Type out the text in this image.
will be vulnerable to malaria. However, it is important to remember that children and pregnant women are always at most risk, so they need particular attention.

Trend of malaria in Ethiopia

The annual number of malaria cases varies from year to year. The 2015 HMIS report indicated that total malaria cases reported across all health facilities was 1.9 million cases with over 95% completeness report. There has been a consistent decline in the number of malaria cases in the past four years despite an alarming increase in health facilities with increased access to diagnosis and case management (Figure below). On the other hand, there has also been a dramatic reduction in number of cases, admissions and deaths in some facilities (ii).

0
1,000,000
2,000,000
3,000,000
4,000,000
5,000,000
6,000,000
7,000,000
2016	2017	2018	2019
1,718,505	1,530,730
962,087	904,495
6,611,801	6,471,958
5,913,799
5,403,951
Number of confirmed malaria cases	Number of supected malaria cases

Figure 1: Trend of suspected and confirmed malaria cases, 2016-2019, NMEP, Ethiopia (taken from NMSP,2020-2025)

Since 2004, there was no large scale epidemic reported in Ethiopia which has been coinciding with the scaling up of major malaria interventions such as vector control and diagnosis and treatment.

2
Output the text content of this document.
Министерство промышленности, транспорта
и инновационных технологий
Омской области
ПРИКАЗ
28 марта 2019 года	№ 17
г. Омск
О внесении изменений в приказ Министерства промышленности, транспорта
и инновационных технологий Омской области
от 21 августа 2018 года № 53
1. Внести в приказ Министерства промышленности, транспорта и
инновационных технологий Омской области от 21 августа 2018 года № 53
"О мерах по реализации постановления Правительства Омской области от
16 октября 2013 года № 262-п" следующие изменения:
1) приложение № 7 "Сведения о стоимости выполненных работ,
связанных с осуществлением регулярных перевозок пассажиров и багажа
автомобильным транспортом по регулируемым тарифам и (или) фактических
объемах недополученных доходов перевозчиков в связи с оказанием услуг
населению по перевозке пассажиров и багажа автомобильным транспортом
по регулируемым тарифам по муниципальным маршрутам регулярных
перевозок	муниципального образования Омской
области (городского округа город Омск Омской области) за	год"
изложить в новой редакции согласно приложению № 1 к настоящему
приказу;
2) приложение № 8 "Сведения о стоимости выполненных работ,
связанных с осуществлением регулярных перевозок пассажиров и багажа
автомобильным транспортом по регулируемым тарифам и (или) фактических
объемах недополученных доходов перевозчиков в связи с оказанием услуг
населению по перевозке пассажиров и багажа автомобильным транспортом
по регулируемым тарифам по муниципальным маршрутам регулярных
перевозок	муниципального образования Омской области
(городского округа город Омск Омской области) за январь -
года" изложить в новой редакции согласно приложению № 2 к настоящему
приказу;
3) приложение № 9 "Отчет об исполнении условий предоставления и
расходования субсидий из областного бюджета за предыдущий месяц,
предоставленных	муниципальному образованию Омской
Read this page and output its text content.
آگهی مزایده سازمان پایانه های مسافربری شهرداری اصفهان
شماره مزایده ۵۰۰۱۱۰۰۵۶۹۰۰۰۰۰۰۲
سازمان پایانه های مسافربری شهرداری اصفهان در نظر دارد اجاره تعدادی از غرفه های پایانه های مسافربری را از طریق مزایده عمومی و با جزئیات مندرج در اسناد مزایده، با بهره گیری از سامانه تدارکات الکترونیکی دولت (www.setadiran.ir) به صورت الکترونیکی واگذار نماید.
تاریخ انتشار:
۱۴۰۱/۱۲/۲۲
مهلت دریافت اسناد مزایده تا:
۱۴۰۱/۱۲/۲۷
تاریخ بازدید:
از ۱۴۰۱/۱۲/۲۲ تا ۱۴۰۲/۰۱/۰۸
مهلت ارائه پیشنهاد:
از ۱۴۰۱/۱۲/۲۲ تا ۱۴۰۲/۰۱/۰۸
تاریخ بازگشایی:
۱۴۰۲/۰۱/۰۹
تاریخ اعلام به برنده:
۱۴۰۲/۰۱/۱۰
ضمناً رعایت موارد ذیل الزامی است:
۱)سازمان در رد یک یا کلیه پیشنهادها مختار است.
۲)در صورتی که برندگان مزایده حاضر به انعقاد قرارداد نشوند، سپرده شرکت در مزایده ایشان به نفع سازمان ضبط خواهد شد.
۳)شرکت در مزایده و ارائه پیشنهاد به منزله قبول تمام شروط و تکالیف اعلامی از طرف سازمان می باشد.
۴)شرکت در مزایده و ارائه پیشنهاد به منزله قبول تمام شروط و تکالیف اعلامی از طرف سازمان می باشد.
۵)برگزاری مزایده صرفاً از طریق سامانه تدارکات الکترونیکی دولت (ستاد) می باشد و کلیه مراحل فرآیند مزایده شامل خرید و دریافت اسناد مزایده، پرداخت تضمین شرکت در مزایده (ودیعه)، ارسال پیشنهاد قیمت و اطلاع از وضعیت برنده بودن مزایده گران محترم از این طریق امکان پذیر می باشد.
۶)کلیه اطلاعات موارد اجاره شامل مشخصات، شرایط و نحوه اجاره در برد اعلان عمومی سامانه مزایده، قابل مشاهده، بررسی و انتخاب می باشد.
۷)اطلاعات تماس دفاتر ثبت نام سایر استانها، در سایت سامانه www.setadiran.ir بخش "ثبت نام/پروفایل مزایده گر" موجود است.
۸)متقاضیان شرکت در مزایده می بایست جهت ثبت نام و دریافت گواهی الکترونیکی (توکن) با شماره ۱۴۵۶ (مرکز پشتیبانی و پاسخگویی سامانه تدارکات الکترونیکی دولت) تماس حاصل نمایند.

## Direction:
Repeat each record in full; every line must match exactly.

## Final answer:
Type out the text in this image.
will be vulnerable to malaria. However, it is important to remember that children and pregnant women are always at most risk, so they need particular attention.

Trend of malaria in Ethiopia

The annual number of malaria cases varies from year to year. The 2015 HMIS report indicated that total malaria cases reported across all health facilities was 1.9 million cases with over 95% completeness report. There has been a consistent decline in the number of malaria cases in the past four years despite an alarming increase in health facilities with increased access to diagnosis and case management (Figure below). On the other hand, there has also been a dramatic reduction in number of cases, admissions and deaths in some facilities (ii).

0
1,000,000
2,000,000
3,000,000
4,000,000
5,000,000
6,000,000
7,000,000
2016	2017	2018	2019
1,718,505	1,530,730
962,087	904,495
6,611,801	6,471,958
5,913,799
5,403,951
Number of confirmed malaria cases	Number of supected malaria cases

Figure 1: Trend of suspected and confirmed malaria cases, 2016-2019, NMEP, Ethiopia (taken from NMSP,2020-2025)

Since 2004, there was no large scale epidemic reported in Ethiopia which has been coinciding with the scaling up of major malaria interventions such as vector control and diagnosis and treatment.

2
Output the text content of this document.
Министерство промышленности, транспорта
и инновационных технологий
Омской области
ПРИКАЗ
28 марта 2019 года	№ 17
г. Омск
О внесении изменений в приказ Министерства промышленности, транспорта
и инновационных технологий Омской области
от 21 августа 2018 года № 53
1. Внести в приказ Министерства промышленности, транспорта и
инновационных технологий Омской области от 21 августа 2018 года № 53
"О мерах по реализации постановления Правительства Омской области от
16 октября 2013 года № 262-п" следующие изменения:
1) приложение № 7 "Сведения о стоимости выполненных работ,
связанных с осуществлением регулярных перевозок пассажиров и багажа
автомобильным транспортом по регулируемым тарифам и (или) фактических
объемах недополученных доходов перевозчиков в связи с оказанием услуг
населению по перевозке пассажиров и багажа автомобильным транспортом
по регулируемым тарифам по муниципальным маршрутам регулярных
перевозок	муниципального образования Омской
области (городского округа город Омск Омской области) за	год"
изложить в новой редакции согласно приложению № 1 к настоящему
приказу;
2) приложение № 8 "Сведения о стоимости выполненных работ,
связанных с осуществлением регулярных перевозок пассажиров и багажа
автомобильным транспортом по регулируемым тарифам и (или) фактических
объемах недополученных доходов перевозчиков в связи с оказанием услуг
населению по перевозке пассажиров и багажа автомобильным транспортом
по регулируемым тарифам по муниципальным маршрутам регулярных
перевозок	муниципального образования Омской области
(городского округа город Омск Омской области) за январь -
года" изложить в новой редакции согласно приложению № 2 к настоящему
приказу;
3) приложение № 9 "Отчет об исполнении условий предоставления и
расходования субсидий из областного бюджета за предыдущий месяц,
предоставленных	муниципальному образованию Омской
Read this page and output its text content.
آگهی مزایده سازمان پایانه های مسافربری شهرداری اصفهان
شماره مزایده ۵۰۰۱۱۰۰۵۶۹۰۰۰۰۰۰۲
سازمان پایانه های مسافربری شهرداری اصفهان در نظر دارد اجاره تعدادی از غرفه های پایانه های مسافربری را از طریق مزایده عمومی و با جزئیات مندرج در اسناد مزایده، با بهره گیری از سامانه تدارکات الکترونیکی دولت (www.setadiran.ir) به صورت الکترونیکی واگذار نماید.
تاریخ انتشار:
۱۴۰۱/۱۲/۲۲
مهلت دریافت اسناد مزایده تا:
۱۴۰۱/۱۲/۲۷
تاریخ بازدید:
از ۱۴۰۱/۱۲/۲۲ تا ۱۴۰۲/۰۱/۰۸
مهلت ارائه پیشنهاد:
از ۱۴۰۱/۱۲/۲۲ تا ۱۴۰۲/۰۱/۰۸
تاریخ بازگشایی:
۱۴۰۲/۰۱/۰۹
تاریخ اعلام به برنده:
۱۴۰۲/۰۱/۱۰
ضمناً رعایت موارد ذیل الزامی است:
۱)سازمان در رد یک یا کلیه پیشنهادها مختار است.
۲)در صورتی که برندگان مزایده حاضر به انعقاد قرارداد نشوند، سپرده شرکت در مزایده ایشان به نفع سازمان ضبط خواهد شد.
۳)شرکت در مزایده و ارائه پیشنهاد به منزله قبول تمام شروط و تکالیف اعلامی از طرف سازمان می باشد.
۴)شرکت در مزایده و ارائه پیشنهاد به منزله قبول تمام شروط و تکالیف اعلامی از طرف سازمان می باشد.
۵)برگزاری مزایده صرفاً از طریق سامانه تدارکات الکترونیکی دولت (ستاد) می باشد و کلیه مراحل فرآیند مزایده شامل خرید و دریافت اسناد مزایده، پرداخت تضمین شرکت در مزایده (ودیعه)، ارسال پیشنهاد قیمت و اطلاع از وضعیت برنده بودن مزایده گران محترم از این طریق امکان پذیر می باشد.
۶)کلیه اطلاعات موارد اجاره شامل مشخصات، شرایط و نحوه اجاره در برد اعلان عمومی سامانه مزایده، قابل مشاهده، بررسی و انتخاب می باشد.
۷)اطلاعات تماس دفاتر ثبت نام سایر استانها، در سایت سامانه www.setadiran.ir بخش "ثبت نام/پروفایل مزایده گر" موجود است.
۸)متقاضیان شرکت در مزایده می بایست جهت ثبت نام و دریافت گواهی الکترونیکی (توکن) با شماره ۱۴۵۶ (مرکز پشتیبانی و پاسخگویی سامانه تدارکات الکترونیکی دولت) تماس حاصل نمایند.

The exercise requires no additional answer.